Dê sequência ao texto abaixo sobre o pré-sal e a expansão da indústria petroleira no Brasil, começando logo depois da última frase.

#### Fonte
══════════════════════════════
A expansão da indústria petroleira: corrupção e pré-sal no Brasil
Marcelo Calazans/FASE.

1. Pré-sal: energia extrema para aquecer o planeta!

pesca_livre_de_petróleo_nenhum_poço_a_mais Em 2005, a Petrobras descobriu hidrocarbonetos abaixo da camada geológica de sal, no campo de Tupi, na costa atlântica do Rio de Janeiro. Um ano depois, um consórcio de Petrobras, BG Group e Petrogal estimava de 5 a 8 milhões de barris de óleo equivalente na zona de pré-sal, abaixo de 2000m da camada de sal, depois de 2000m de rocha, sob 2000 a 3000m da lamina d’água do Atlântico.

As reservas mais profundas de petróleo na área do pré-sal foram encontradas em ambos os lados do Atlântico Sul, na África e no Brasil. Como comparação, a EIA (Energy Information Association) define como “ultraprofunda” a exploração no Golfo do México, com aproximadamente 1.500 metros.

Este tipo de extração de petróleo e gás é considerado uma das fontes de “energia extrema”, entre as hoje existentes. Depósitos em oceano profundo, localizados a 300 km da costa, sob condições imprevisíveis, muitas vezes graves, exigem investimentos substanciais para extrair, transportar e armazenar óleo e gás. A profundidade e pressão envolvidas na extração do pré-sal apresentam obstáculos tecnológicos significativos, que requerem uma vasta gama de especialistas, equipamentos de alta tecnologia, e infra-estrutura. Ainda assim, sempre serão operações de altíssimo risco, sem muitas possibilidades de precaução e prevenção, muito menos de monitoramento e controle. Não faltam exemplos de vazamentos e contaminações, em terra e em mar. No Brasil a exploração de óleo e gás já tem gerado impactos ambientais e sociais graves, resultando em aumento da contaminação e poluição, impactos na saúde dos povos, lutas pela terra no campo e na cidade, violência sexual e feminicídio nos distritos industriais, corrupção política, evolvendo trágicos conflitos e protestos em todo o país.

A indústria petroleira segue em expansão, mesmo diante da evidência de que a queima de combustíveis fosseis é a principal responsável pelo efeito estufa. A civilização do petróleo, do gás e do carvão já aqueceu o planeta em 0,7 graus Celsius, desde a Revolução Industrial inglesa. E segue em expansão, gerando novos derivados, para além do diesel e da gasolina, mercantilizando novas mercadorias petroleiras como o MDL, o REDD+, os pagamentos por serviços ambientais, o mercado do clima. A economia verde não se constrói em sentido contrário, mas antes se sustenta na expansão da economia petroleira.
══════════════════════════════
#### Linhas de dados

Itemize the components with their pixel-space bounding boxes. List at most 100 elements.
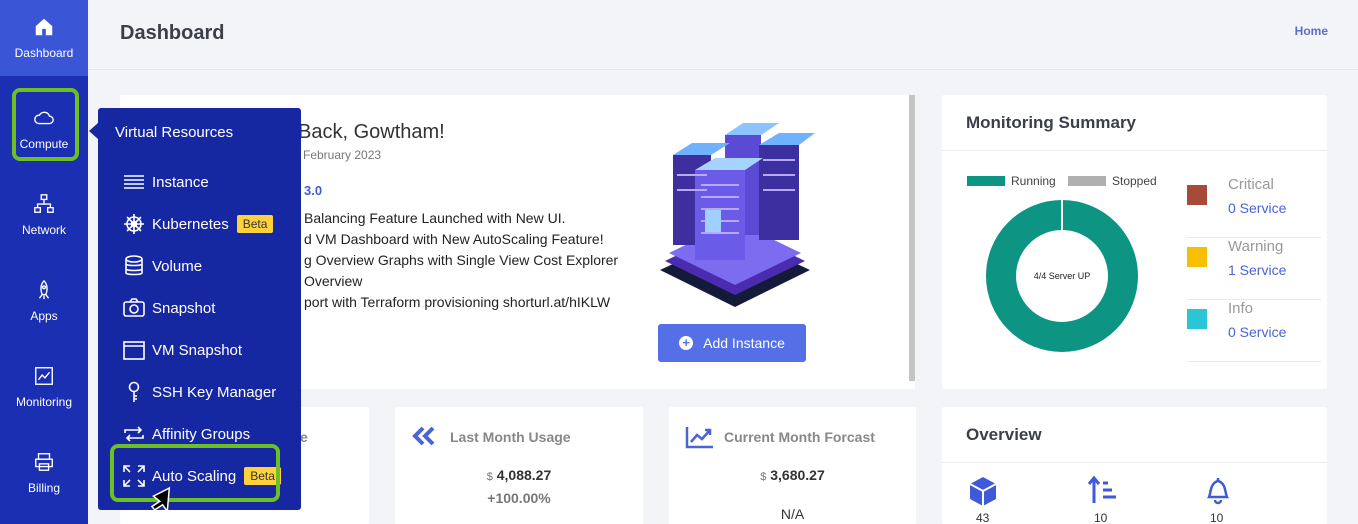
══════════════════════════════
#### Resposta do exercício
Para a COP de Paris, em Dezembro, parece óbvio que a febre é da civilização petroleira, e que não pode ultrapassar os 2 graus Celsius, sob o risco de experimentarmos o pior cenário de colapso ambiental e das condições da vida na Terra. Para que a febre não atinja os 2 graus, projeta-se um limite máximo de emissões de CO2 na atmosfera de 565 bilhões de toneladas (Gt), valor que seria atingido em 17,5 anos, considerando as emissões de 2014 (2,3 Gt de CO2), conforme Marcelo Leite:

“Se 2.795 Gt é a quantidade de carbono contida nas reservas de petróleo, carvão e gás natural declaradas pelas empresas de combustíveis fósseis, pré-sal do Brasil incluído. Isso quer dizer que 4/5 das reservas mundiais de combustíveis fósseis são “inqueimáveis”. Terão de continuar debaixo da terra, se for para levar a sério a meta de não ultrapassar 2°C.” (Marcelo Leite Apocalipse: 2, 565, 2.795. Folha de São Paulo 22/03/2015).

2. Micropolítica do petróleo e o preço do barril.

Se em 2000, o setor petroleiro representava 3% do PIB brasileiro, 13 anos depois já atingia 13%, um significativo aumento que se acentua a partir dos dois governos de Lula (2003-2006 e 2007-2010) e no primeiro governo Dilma (2011-2014).

A oferta de novos blocos de exploração de petróleo e gás (incluído o de Xisto) teve de esperar 5 anos, de 2008 até 2013, porquanto durou o debate da nova lei dos royalties, que pos em evidencia o frágil pacto federativo brasileiro, entre os Estados “produtores” e “não produtores” de petróleo.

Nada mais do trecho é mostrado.